WHAT THE TASK ASKS - Copy out the listing in full, exactly as written, but not its pictures.

RECORDS SHOWN -
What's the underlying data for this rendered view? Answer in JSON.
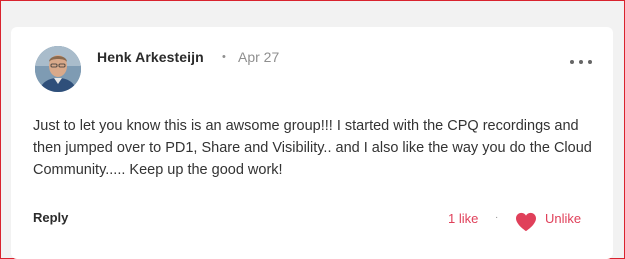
{
  "comment": {
    "author": "Henk Arkesteijn",
    "separator": "•",
    "date": "Apr 27",
    "text": "Just to let you know this is an awsome group!!! I started with the CPQ recordings and then jumped over to PD1, Share and Visibility.. and I also like the way you do the Cloud Community..... Keep up the good work!",
    "more_icon": "more-options-icon"
  },
  "actions": {
    "reply_label": "Reply",
    "likes_label": "1 like",
    "separator": "·",
    "unlike_label": "Unlike",
    "heart_icon": "heart-icon"
  },
  "colors": {
    "accent": "#e0405a",
    "frame_border": "#d9232e",
    "card_bg": "#ffffff"
  }
}
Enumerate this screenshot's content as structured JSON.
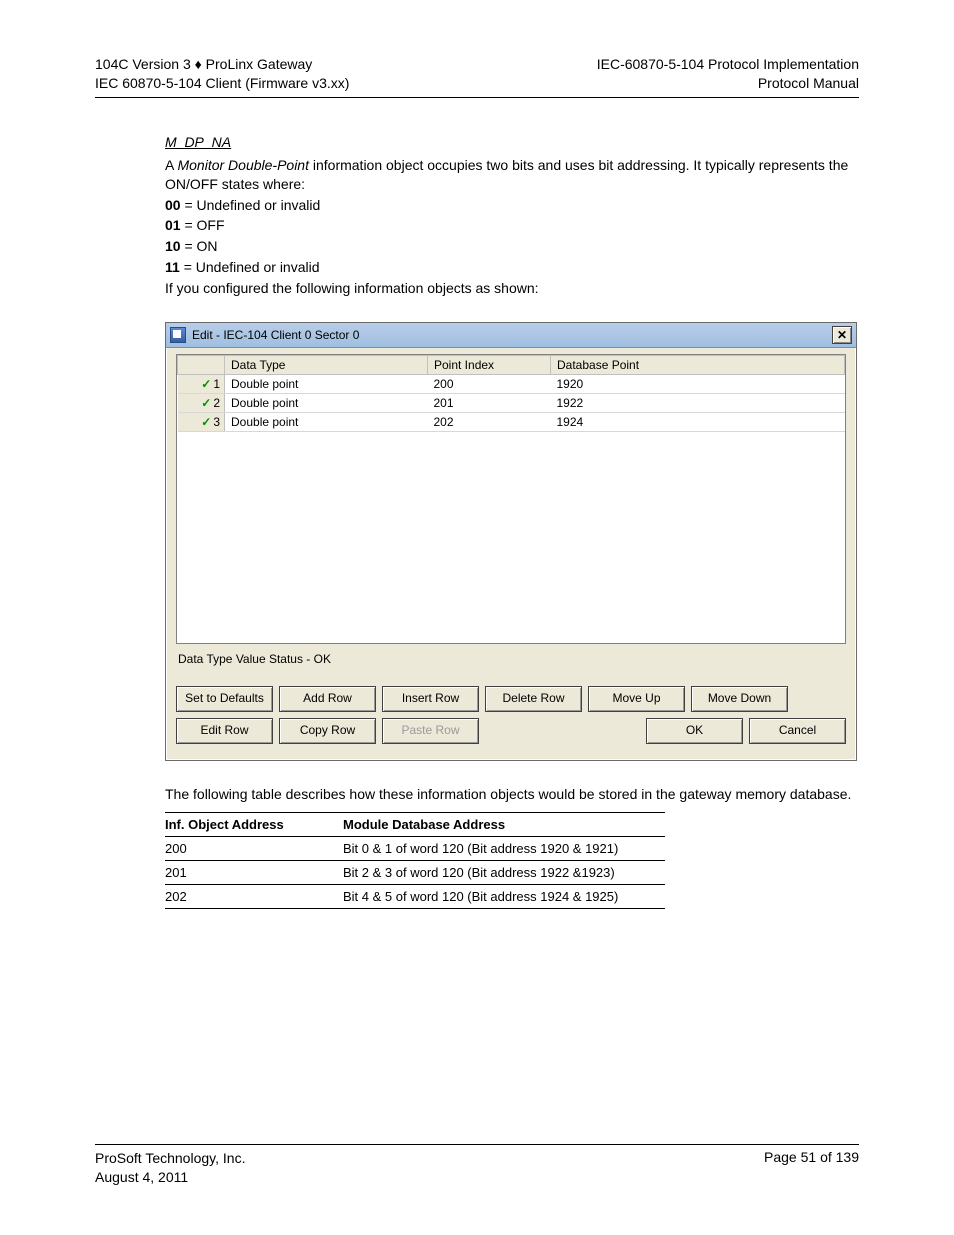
{
  "header": {
    "left1": "104C Version 3 ♦ ProLinx Gateway",
    "left2": "IEC 60870-5-104 Client (Firmware v3.xx)",
    "right1": "IEC-60870-5-104 Protocol Implementation",
    "right2": "Protocol Manual"
  },
  "section": {
    "title": "M_DP_NA",
    "intro_a": "A ",
    "intro_b": "Monitor Double-Point",
    "intro_c": " information object occupies two bits and uses bit addressing. It typically represents the ON/OFF states where:",
    "states": [
      {
        "code": "00",
        "desc": " = Undefined or invalid"
      },
      {
        "code": "01",
        "desc": " = OFF"
      },
      {
        "code": "10",
        "desc": " = ON"
      },
      {
        "code": "11",
        "desc": " = Undefined or invalid"
      }
    ],
    "config_line": "If you configured the following information objects as shown:"
  },
  "dialog": {
    "title": "Edit - IEC-104 Client 0 Sector 0",
    "columns": [
      "",
      "Data Type",
      "Point Index",
      "Database Point"
    ],
    "rows": [
      {
        "num": "1",
        "type": "Double point",
        "pidx": "200",
        "dbp": "1920"
      },
      {
        "num": "2",
        "type": "Double point",
        "pidx": "201",
        "dbp": "1922"
      },
      {
        "num": "3",
        "type": "Double point",
        "pidx": "202",
        "dbp": "1924"
      }
    ],
    "status": "Data Type Value Status - OK",
    "buttons": {
      "set_defaults": "Set to Defaults",
      "add_row": "Add Row",
      "insert_row": "Insert Row",
      "delete_row": "Delete Row",
      "move_up": "Move Up",
      "move_down": "Move Down",
      "edit_row": "Edit Row",
      "copy_row": "Copy Row",
      "paste_row": "Paste Row",
      "ok": "OK",
      "cancel": "Cancel"
    }
  },
  "post": {
    "para": "The following table describes how these information objects would be stored in the gateway memory database.",
    "headers": [
      "Inf. Object Address",
      "Module Database Address"
    ],
    "rows": [
      {
        "addr": "200",
        "desc": "Bit 0 & 1 of word 120 (Bit address 1920 & 1921)"
      },
      {
        "addr": "201",
        "desc": "Bit 2 & 3 of word 120 (Bit address 1922 &1923)"
      },
      {
        "addr": "202",
        "desc": "Bit 4 & 5 of word 120 (Bit address 1924 & 1925)"
      }
    ]
  },
  "footer": {
    "company": "ProSoft Technology, Inc.",
    "date": "August 4, 2011",
    "page": "Page 51 of 139"
  }
}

OUTPUT OF THE EXERCISE -
What's the underlying data for this rendered view? Answer in JSON.
{
  "comment": {
    "author": "Henk Arkesteijn",
    "separator": "•",
    "date": "Apr 27",
    "text": "Just to let you know this is an awsome group!!! I started with the CPQ recordings and then jumped over to PD1, Share and Visibility.. and I also like the way you do the Cloud Community..... Keep up the good work!",
    "more_icon": "more-options-icon"
  },
  "actions": {
    "reply_label": "Reply",
    "likes_label": "1 like",
    "separator": "·",
    "unlike_label": "Unlike",
    "heart_icon": "heart-icon"
  },
  "colors": {
    "accent": "#e0405a",
    "frame_border": "#d9232e",
    "card_bg": "#ffffff"
  }
}
Enumerate this screenshot's content as structured JSON.
{
  "header": {
    "left1": "104C Version 3 ♦ ProLinx Gateway",
    "left2": "IEC 60870-5-104 Client (Firmware v3.xx)",
    "right1": "IEC-60870-5-104 Protocol Implementation",
    "right2": "Protocol Manual"
  },
  "section": {
    "title": "M_DP_NA",
    "intro_a": "A ",
    "intro_b": "Monitor Double-Point",
    "intro_c": " information object occupies two bits and uses bit addressing. It typically represents the ON/OFF states where:",
    "states": [
      {
        "code": "00",
        "desc": " = Undefined or invalid"
      },
      {
        "code": "01",
        "desc": " = OFF"
      },
      {
        "code": "10",
        "desc": " = ON"
      },
      {
        "code": "11",
        "desc": " = Undefined or invalid"
      }
    ],
    "config_line": "If you configured the following information objects as shown:"
  },
  "dialog": {
    "title": "Edit - IEC-104 Client 0 Sector 0",
    "columns": [
      "",
      "Data Type",
      "Point Index",
      "Database Point"
    ],
    "rows": [
      {
        "num": "1",
        "type": "Double point",
        "pidx": "200",
        "dbp": "1920"
      },
      {
        "num": "2",
        "type": "Double point",
        "pidx": "201",
        "dbp": "1922"
      },
      {
        "num": "3",
        "type": "Double point",
        "pidx": "202",
        "dbp": "1924"
      }
    ],
    "status": "Data Type Value Status - OK",
    "buttons": {
      "set_defaults": "Set to Defaults",
      "add_row": "Add Row",
      "insert_row": "Insert Row",
      "delete_row": "Delete Row",
      "move_up": "Move Up",
      "move_down": "Move Down",
      "edit_row": "Edit Row",
      "copy_row": "Copy Row",
      "paste_row": "Paste Row",
      "ok": "OK",
      "cancel": "Cancel"
    }
  },
  "post": {
    "para": "The following table describes how these information objects would be stored in the gateway memory database.",
    "headers": [
      "Inf. Object Address",
      "Module Database Address"
    ],
    "rows": [
      {
        "addr": "200",
        "desc": "Bit 0 & 1 of word 120 (Bit address 1920 & 1921)"
      },
      {
        "addr": "201",
        "desc": "Bit 2 & 3 of word 120 (Bit address 1922 &1923)"
      },
      {
        "addr": "202",
        "desc": "Bit 4 & 5 of word 120 (Bit address 1924 & 1925)"
      }
    ]
  },
  "footer": {
    "company": "ProSoft Technology, Inc.",
    "date": "August 4, 2011",
    "page": "Page 51 of 139"
  }
}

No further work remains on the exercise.